→ Task item: Below are some records: retype them all exactly, but not the pictures.

[Items listed in a dataset]
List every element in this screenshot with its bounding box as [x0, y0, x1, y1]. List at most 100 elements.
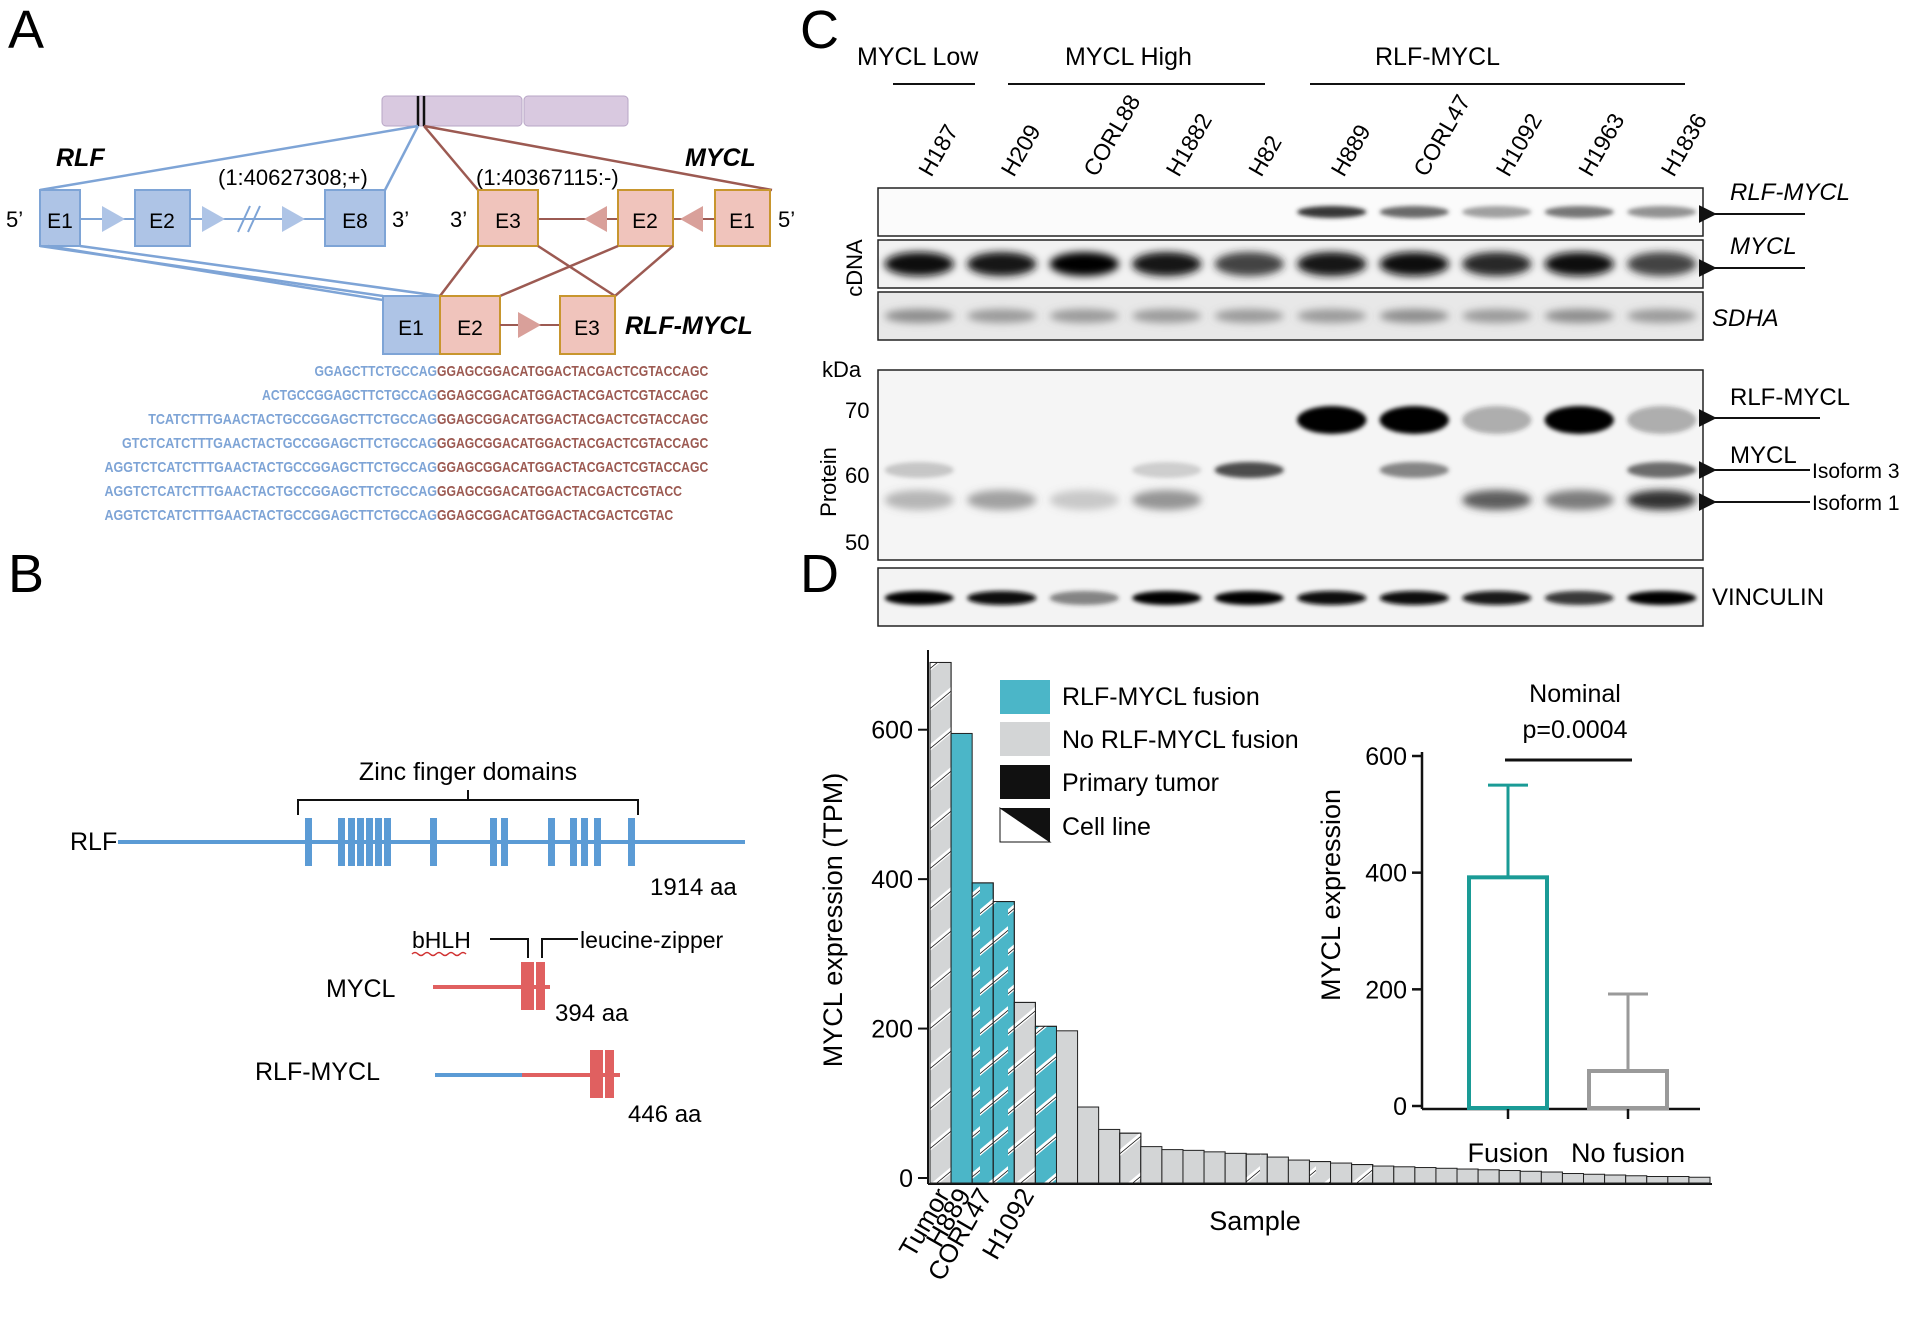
blot-band: [1214, 309, 1284, 323]
main-bar: [1498, 1170, 1521, 1184]
main-bar: [1435, 1167, 1458, 1184]
blot-band: [1627, 406, 1697, 434]
kda-tick-50: 50: [845, 530, 869, 555]
main-y-tick-label: 600: [871, 717, 913, 745]
kda-label: kDa: [822, 357, 862, 382]
fusion-length: 446 aa: [628, 1101, 702, 1128]
mycl-protein-label: MYCL: [326, 975, 396, 1003]
main-bar: [1077, 1106, 1100, 1184]
zinc-finger-domain: [570, 818, 577, 866]
blot-band: [1379, 309, 1449, 323]
group-label-fusion: RLF-MYCL: [1375, 43, 1500, 71]
blot-band: [884, 309, 954, 323]
legend: RLF-MYCL fusion No RLF-MYCL fusion Prima…: [999, 680, 1299, 843]
blot-band: [1297, 591, 1367, 605]
sequence-mycl-part: GGAGCGGACATGGACTACGACTCGTACCAGC: [437, 412, 709, 428]
inset-y-tick-label: 400: [1365, 860, 1407, 888]
rlf-intron-arrow: [102, 206, 125, 232]
fusion-gene-label: RLF-MYCL: [625, 312, 753, 340]
main-bar: [1561, 1173, 1585, 1184]
main-bar: [1456, 1168, 1479, 1184]
lane-label: H209: [996, 120, 1046, 181]
panel-d-inset-chart: Nominal p=0.0004 MYCL expression 0 200 400…: [1316, 680, 1700, 1168]
blot-band: [1627, 462, 1697, 478]
label-prot-mycl: MYCL: [1730, 442, 1797, 469]
blot-band: [1132, 490, 1202, 510]
inset-y-tick-label: 200: [1365, 976, 1407, 1004]
blot-band: [1627, 252, 1697, 276]
legend-swatch-tumor: [1000, 765, 1050, 799]
label-isoform1: Isoform 1: [1812, 492, 1900, 515]
panel-letter-c: C: [800, 0, 839, 60]
sequence-rlf-part: GGAGCTTCTGCCAG: [315, 364, 438, 380]
blot-band: [1379, 591, 1449, 605]
main-bar: [1266, 1156, 1289, 1184]
leucine-zipper-label: leucine-zipper: [580, 927, 724, 953]
mycl-length: 394 aa: [555, 1000, 629, 1027]
lane-label: H82: [1243, 131, 1287, 181]
zinc-finger-bracket: [297, 790, 639, 815]
main-bar: [1414, 1167, 1437, 1184]
protein-axis-label: Protein: [816, 447, 841, 517]
mycl-exon-e2-label: E2: [632, 210, 658, 233]
blot-band: [1462, 591, 1532, 605]
mycl-bhlh-domain: [521, 962, 534, 1010]
label-cdna-sdha: SDHA: [1712, 305, 1779, 332]
main-bar: [1161, 1149, 1184, 1184]
fusion-intron-arrow: [518, 312, 541, 338]
label-cdna-mycl: MYCL: [1730, 233, 1797, 260]
mycl-exon-e3-label: E3: [495, 210, 521, 233]
blot-band: [1049, 591, 1119, 605]
mycl-coordinate: (1:40367115:-): [476, 165, 619, 190]
blot-band: [1297, 309, 1367, 323]
blot-band: [1214, 252, 1284, 276]
protein-bands: [884, 406, 1697, 510]
main-bar: [1330, 1162, 1353, 1184]
blot-band: [1379, 462, 1449, 478]
group-label-low: MYCL Low: [857, 43, 979, 71]
label-prot-fusion: RLF-MYCL: [1730, 384, 1850, 411]
rlf-3prime: 3’: [392, 207, 409, 232]
main-bar: [1393, 1166, 1416, 1184]
blot-protein: [877, 369, 1704, 561]
main-bar-hatch: [1308, 1161, 1332, 1184]
fusion-exon-e1-label: E1: [398, 317, 424, 340]
blot-band: [1132, 591, 1202, 605]
main-bar: [1098, 1128, 1121, 1184]
mycl-exon-e1-label: E1: [729, 210, 755, 233]
sequence-mycl-part: GGAGCGGACATGGACTACGACTCGTACCAGC: [437, 388, 709, 404]
blot-band: [1544, 406, 1614, 434]
blot-band: [884, 490, 954, 510]
sequence-mycl-part: GGAGCGGACATGGACTACGACTCGTACCAGC: [437, 364, 709, 380]
rlf-intron-arrow: [202, 206, 225, 232]
mycl-5prime: 5’: [778, 207, 795, 232]
main-bar: [1540, 1171, 1563, 1184]
label-cdna-fusion: RLF-MYCL: [1730, 179, 1850, 206]
blot-band: [1379, 206, 1449, 218]
main-bar-hatch: [992, 901, 1015, 1184]
blot-band: [967, 490, 1037, 510]
main-bar: [1519, 1170, 1542, 1184]
blot-band: [1462, 206, 1532, 218]
fusion-exon-e1: [382, 295, 441, 355]
blot-band: [1544, 252, 1614, 276]
sequence-mycl-part: GGAGCGGACATGGACTACGACTCGTAC: [437, 508, 674, 524]
main-bar-hatch: [1245, 1153, 1268, 1184]
blot-band: [1214, 462, 1284, 478]
sequence-rlf-part: ACTGCCGGAGCTTCTGCCAG: [262, 388, 437, 404]
panel-d-main-chart: MYCL expression (TPM) 0 200 400 600 TumorH8…: [818, 650, 1712, 1286]
legend-nofusion: No RLF-MYCL fusion: [1062, 726, 1299, 754]
vinculin-bands: [884, 591, 1697, 605]
main-bar-hatch: [971, 882, 994, 1184]
inset-bar: [1467, 875, 1549, 1110]
blot-band: [1214, 591, 1284, 605]
rlf-gene-label: RLF: [56, 144, 105, 172]
chromosome-segment-right: [523, 95, 629, 127]
blot-band: [1544, 309, 1614, 323]
zinc-finger-domains: [305, 818, 635, 866]
junction-sequences: GGAGCTTCTGCCAG GGAGCGGACATGGACTACGACTCGTA…: [105, 364, 709, 524]
blot-band: [1627, 309, 1697, 323]
blot-band: [1379, 406, 1449, 434]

→ Written response:
List every element in this screenshot with its bounding box as [x0, y0, x1, y1]. List at most 100 elements.
blot-band: [1214, 309, 1284, 323]
main-bar: [1498, 1170, 1521, 1184]
main-bar: [1435, 1167, 1458, 1184]
blot-band: [1627, 406, 1697, 434]
kda-tick-50: 50: [845, 530, 869, 555]
main-y-tick-label: 600: [871, 717, 913, 745]
kda-label: kDa: [822, 357, 862, 382]
fusion-length: 446 aa: [628, 1101, 702, 1128]
mycl-protein-label: MYCL: [326, 975, 396, 1003]
main-bar: [1077, 1106, 1100, 1184]
zinc-finger-domain: [570, 818, 577, 866]
blot-band: [1379, 309, 1449, 323]
group-label-fusion: RLF-MYCL: [1375, 43, 1500, 71]
blot-band: [884, 309, 954, 323]
legend: RLF-MYCL fusion No RLF-MYCL fusion Prima…: [999, 680, 1299, 843]
blot-band: [1297, 591, 1367, 605]
sequence-mycl-part: GGAGCGGACATGGACTACGACTCGTACCAGC: [437, 412, 709, 428]
inset-y-tick-label: 400: [1365, 860, 1407, 888]
rlf-intron-arrow: [102, 206, 125, 232]
fusion-gene-label: RLF-MYCL: [625, 312, 753, 340]
main-bar: [1561, 1173, 1585, 1184]
main-bar: [1456, 1168, 1479, 1184]
lane-label: H209: [996, 120, 1046, 181]
panel-d-inset-chart: Nominal p=0.0004 MYCL expression 0 200 400…: [1316, 680, 1700, 1168]
blot-band: [1627, 462, 1697, 478]
label-prot-mycl: MYCL: [1730, 442, 1797, 469]
blot-band: [1132, 490, 1202, 510]
inset-y-tick-label: 200: [1365, 976, 1407, 1004]
blot-band: [1627, 252, 1697, 276]
legend-swatch-tumor: [1000, 765, 1050, 799]
label-isoform1: Isoform 1: [1812, 492, 1900, 515]
panel-letter-c: C: [800, 0, 839, 60]
sequence-rlf-part: GGAGCTTCTGCCAG: [315, 364, 438, 380]
blot-band: [1379, 591, 1449, 605]
main-bar: [1266, 1156, 1289, 1184]
leucine-zipper-label: leucine-zipper: [580, 927, 724, 953]
mycl-length: 394 aa: [555, 1000, 629, 1027]
lane-label: H82: [1243, 131, 1287, 181]
zinc-finger-bracket: [297, 790, 639, 815]
main-bar: [1414, 1167, 1437, 1184]
protein-axis-label: Protein: [816, 447, 841, 517]
mycl-exon-e2-label: E2: [632, 210, 658, 233]
blot-band: [1462, 591, 1532, 605]
mycl-bhlh-domain: [521, 962, 534, 1010]
label-cdna-sdha: SDHA: [1712, 305, 1779, 332]
main-bar: [1161, 1149, 1184, 1184]
fusion-intron-arrow: [518, 312, 541, 338]
label-cdna-mycl: MYCL: [1730, 233, 1797, 260]
mycl-exon-e3-label: E3: [495, 210, 521, 233]
blot-band: [1049, 591, 1119, 605]
mycl-coordinate: (1:40367115:-): [476, 165, 619, 190]
blot-band: [1297, 309, 1367, 323]
blot-band: [1214, 252, 1284, 276]
protein-bands: [884, 406, 1697, 510]
main-bar: [1330, 1162, 1353, 1184]
blot-band: [1379, 462, 1449, 478]
group-label-low: MYCL Low: [857, 43, 979, 71]
label-prot-fusion: RLF-MYCL: [1730, 384, 1850, 411]
rlf-3prime: 3’: [392, 207, 409, 232]
main-bar: [1393, 1166, 1416, 1184]
blot-protein: [877, 369, 1704, 561]
main-bar-hatch: [1308, 1161, 1332, 1184]
fusion-exon-e1-label: E1: [398, 317, 424, 340]
blot-band: [1132, 591, 1202, 605]
main-bar: [1098, 1128, 1121, 1184]
mycl-exon-e1-label: E1: [729, 210, 755, 233]
sequence-mycl-part: GGAGCGGACATGGACTACGACTCGTACCAGC: [437, 388, 709, 404]
blot-band: [1544, 406, 1614, 434]
blot-band: [884, 490, 954, 510]
sequence-mycl-part: GGAGCGGACATGGACTACGACTCGTACCAGC: [437, 364, 709, 380]
rlf-intron-arrow: [202, 206, 225, 232]
mycl-5prime: 5’: [778, 207, 795, 232]
main-bar: [1540, 1171, 1563, 1184]
label-cdna-fusion: RLF-MYCL: [1730, 179, 1850, 206]
blot-band: [1379, 206, 1449, 218]
main-bar-hatch: [992, 901, 1015, 1184]
blot-band: [967, 490, 1037, 510]
main-bar: [1519, 1170, 1542, 1184]
blot-band: [1462, 206, 1532, 218]
fusion-exon-e1: [382, 295, 441, 355]
blot-band: [1544, 252, 1614, 276]
sequence-mycl-part: GGAGCGGACATGGACTACGACTCGTAC: [437, 508, 674, 524]
main-bar-hatch: [1245, 1153, 1268, 1184]
blot-band: [1214, 462, 1284, 478]
sequence-rlf-part: ACTGCCGGAGCTTCTGCCAG: [262, 388, 437, 404]
panel-d-main-chart: MYCL expression (TPM) 0 200 400 600 TumorH8…: [818, 650, 1712, 1286]
legend-nofusion: No RLF-MYCL fusion: [1062, 726, 1299, 754]
vinculin-bands: [884, 591, 1697, 605]
main-bar-hatch: [971, 882, 994, 1184]
inset-bar: [1467, 875, 1549, 1110]
blot-band: [1214, 591, 1284, 605]
rlf-gene-label: RLF: [56, 144, 105, 172]
chromosome-segment-right: [523, 95, 629, 127]
blot-band: [1544, 309, 1614, 323]
zinc-finger-domains: [305, 818, 635, 866]
junction-sequences: GGAGCTTCTGCCAG GGAGCGGACATGGACTACGACTCGTA…: [105, 364, 709, 524]
blot-band: [1627, 309, 1697, 323]
blot-band: [1379, 406, 1449, 434]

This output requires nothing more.